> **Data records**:
-- begin --
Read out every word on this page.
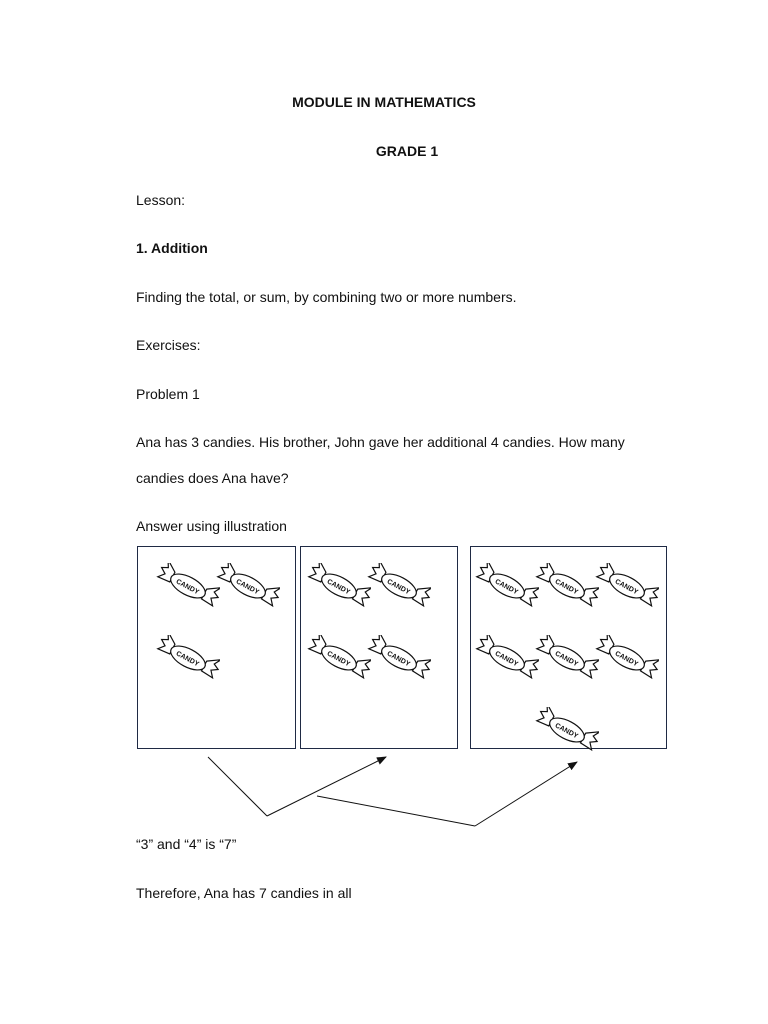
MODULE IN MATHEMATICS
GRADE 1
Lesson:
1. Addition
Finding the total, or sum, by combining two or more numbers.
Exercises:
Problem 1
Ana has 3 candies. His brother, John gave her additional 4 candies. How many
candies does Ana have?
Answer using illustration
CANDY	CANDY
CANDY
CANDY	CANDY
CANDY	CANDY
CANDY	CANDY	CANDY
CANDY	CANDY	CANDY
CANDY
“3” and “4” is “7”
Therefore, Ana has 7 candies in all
-- end --
-- begin --
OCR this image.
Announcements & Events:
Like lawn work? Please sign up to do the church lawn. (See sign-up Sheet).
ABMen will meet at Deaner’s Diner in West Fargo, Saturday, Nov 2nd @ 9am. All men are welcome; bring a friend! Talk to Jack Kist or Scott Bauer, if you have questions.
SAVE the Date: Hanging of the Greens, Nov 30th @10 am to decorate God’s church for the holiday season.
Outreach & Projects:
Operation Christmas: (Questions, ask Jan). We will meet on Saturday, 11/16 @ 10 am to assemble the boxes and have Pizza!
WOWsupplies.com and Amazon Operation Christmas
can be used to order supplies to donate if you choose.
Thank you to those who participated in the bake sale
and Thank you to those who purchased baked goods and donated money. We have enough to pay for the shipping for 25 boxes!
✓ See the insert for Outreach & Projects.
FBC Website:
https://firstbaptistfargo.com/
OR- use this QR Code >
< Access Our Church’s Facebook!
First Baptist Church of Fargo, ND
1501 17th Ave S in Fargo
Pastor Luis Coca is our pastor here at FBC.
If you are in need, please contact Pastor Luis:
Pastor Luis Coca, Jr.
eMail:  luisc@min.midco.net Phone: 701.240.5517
-- end --
> **Task statement**: Where a line of the records above holds the word "Thank", copy that line.

> **Task result**:
Thank you to those who participated in the bake sale
and Thank you to those who purchased baked goods and donated money. We have enough to pay for the shipping for 25 boxes!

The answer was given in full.